> **Extracted entries**

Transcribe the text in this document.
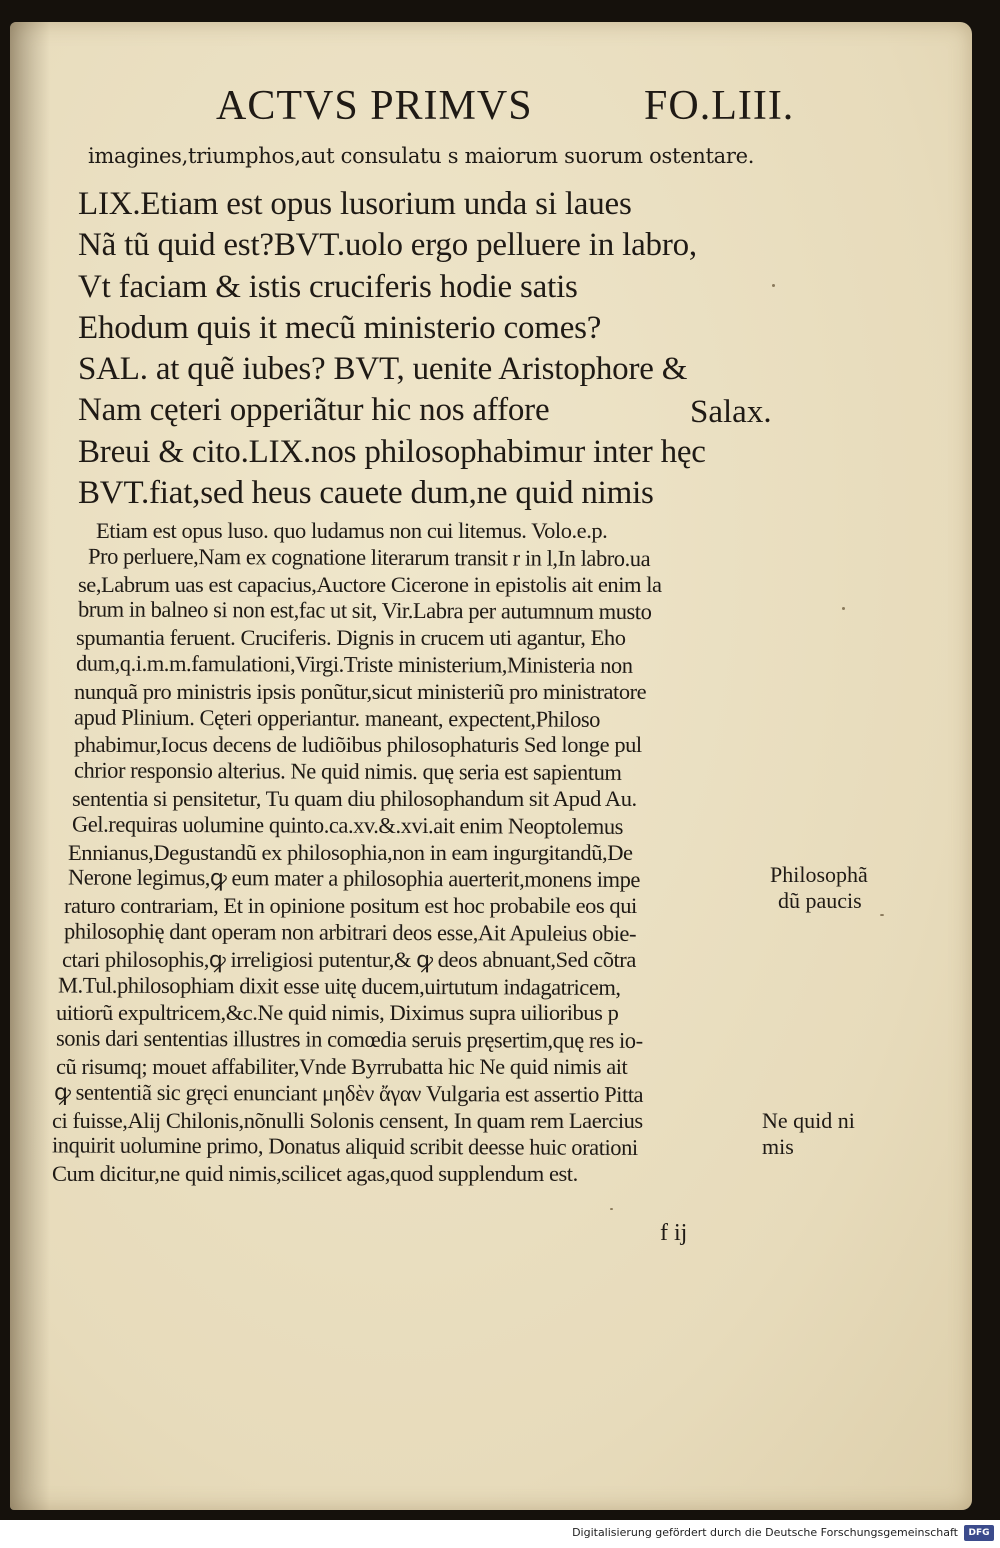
ACTVS PRIMVS	FO.LIII.
imagines,triumphos,aut consulatu s maiorum suorum ostentare.
LIX.Etiam est opus lusorium unda si laues
Nã tũ quid est?BVT.uolo ergo pelluere in labro,
Vt faciam & istis cruciferis hodie satis
Ehodum quis it mecũ ministerio comes?
SAL. at quẽ iubes? BVT, uenite Aristophore &
Nam cęteri opperiãtur hic nos affore
Breui & cito.LIX.nos philosophabimur inter hęc
BVT.fiat,sed heus cauete dum,ne quid nimis
Salax.
Etiam est opus luso. quo ludamus non cui litemus. Volo.e.p.
Pro perluere,Nam ex cognatione literarum transit r in l,In labro.ua
se,Labrum uas est capacius,Auctore Cicerone in epistolis ait enim la
brum in balneo si non est,fac ut sit, Vir.Labra per autumnum musto
spumantia feruent. Cruciferis. Dignis in crucem uti agantur, Eho
dum,q.i.m.m.famulationi,Virgi.Triste ministerium,Ministeria non
nunquã pro ministris ipsis ponũtur,sicut ministeriũ pro ministratore
apud Plinium. Cęteri opperiantur. maneant, expectent,Philoso
phabimur,Iocus decens de ludiõibus philosophaturis Sed longe pul
chrior responsio alterius. Ne quid nimis. quę seria est sapientum
sententia si pensitetur, Tu quam diu philosophandum sit Apud Au.
Gel.requiras uolumine quinto.ca.xv.&.xvi.ait enim Neoptolemus
Ennianus,Degustandũ ex philosophia,non in eam ingurgitandũ,De
Nerone legimus,ꝙ eum mater a philosophia auerterit,monens impe
raturo contrariam, Et in opinione positum est hoc probabile eos qui
philosophię dant operam non arbitrari deos esse,Ait Apuleius obie-
ctari philosophis,ꝙ irreligiosi putentur,& ꝙ deos abnuant,Sed cõtra
M.Tul.philosophiam dixit esse uitę ducem,uirtutum indagatricem,
uitiorũ expultricem,&c.Ne quid nimis, Diximus supra uilioribus p
sonis dari sententias illustres in comœdia seruis pręsertim,quę res io-
cũ risumq; mouet affabiliter,Vnde Byrrubatta hic Ne quid nimis ait
ꝙ sententiã sic gręci enunciant μηδὲν ἄγαν Vulgaria est assertio Pitta
ci fuisse,Alij Chilonis,nõnulli Solonis censent, In quam rem Laercius
inquirit uolumine primo, Donatus aliquid scribit deesse huic orationi
Cum dicitur,ne quid nimis,scilicet agas,quod supplendum est.
Philosophã
dũ paucis
Ne quid ni
mis
f ij
Digitalisierung gefördert durch die Deutsche Forschungsgemeinschaft	DFG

> **What is asked**
Reproduce the full listing above verbatim, with no pictures included.

> **Response to the exercise**
Transcribe the text in this document.
ACTVS PRIMVS	FO.LIII.
imagines,triumphos,aut consulatu s maiorum suorum ostentare.
LIX.Etiam est opus lusorium unda si laues
Nã tũ quid est?BVT.uolo ergo pelluere in labro,
Vt faciam & istis cruciferis hodie satis
Ehodum quis it mecũ ministerio comes?
SAL. at quẽ iubes? BVT, uenite Aristophore &
Nam cęteri opperiãtur hic nos affore
Breui & cito.LIX.nos philosophabimur inter hęc
BVT.fiat,sed heus cauete dum,ne quid nimis
Salax.
Etiam est opus luso. quo ludamus non cui litemus. Volo.e.p.
Pro perluere,Nam ex cognatione literarum transit r in l,In labro.ua
se,Labrum uas est capacius,Auctore Cicerone in epistolis ait enim la
brum in balneo si non est,fac ut sit, Vir.Labra per autumnum musto
spumantia feruent. Cruciferis. Dignis in crucem uti agantur, Eho
dum,q.i.m.m.famulationi,Virgi.Triste ministerium,Ministeria non
nunquã pro ministris ipsis ponũtur,sicut ministeriũ pro ministratore
apud Plinium. Cęteri opperiantur. maneant, expectent,Philoso
phabimur,Iocus decens de ludiõibus philosophaturis Sed longe pul
chrior responsio alterius. Ne quid nimis. quę seria est sapientum
sententia si pensitetur, Tu quam diu philosophandum sit Apud Au.
Gel.requiras uolumine quinto.ca.xv.&.xvi.ait enim Neoptolemus
Ennianus,Degustandũ ex philosophia,non in eam ingurgitandũ,De
Nerone legimus,ꝙ eum mater a philosophia auerterit,monens impe
raturo contrariam, Et in opinione positum est hoc probabile eos qui
philosophię dant operam non arbitrari deos esse,Ait Apuleius obie-
ctari philosophis,ꝙ irreligiosi putentur,& ꝙ deos abnuant,Sed cõtra
M.Tul.philosophiam dixit esse uitę ducem,uirtutum indagatricem,
uitiorũ expultricem,&c.Ne quid nimis, Diximus supra uilioribus p
sonis dari sententias illustres in comœdia seruis pręsertim,quę res io-
cũ risumq; mouet affabiliter,Vnde Byrrubatta hic Ne quid nimis ait
ꝙ sententiã sic gręci enunciant μηδὲν ἄγαν Vulgaria est assertio Pitta
ci fuisse,Alij Chilonis,nõnulli Solonis censent, In quam rem Laercius
inquirit uolumine primo, Donatus aliquid scribit deesse huic orationi
Cum dicitur,ne quid nimis,scilicet agas,quod supplendum est.
Philosophã
dũ paucis
Ne quid ni
mis
f ij
Digitalisierung gefördert durch die Deutsche Forschungsgemeinschaft	DFG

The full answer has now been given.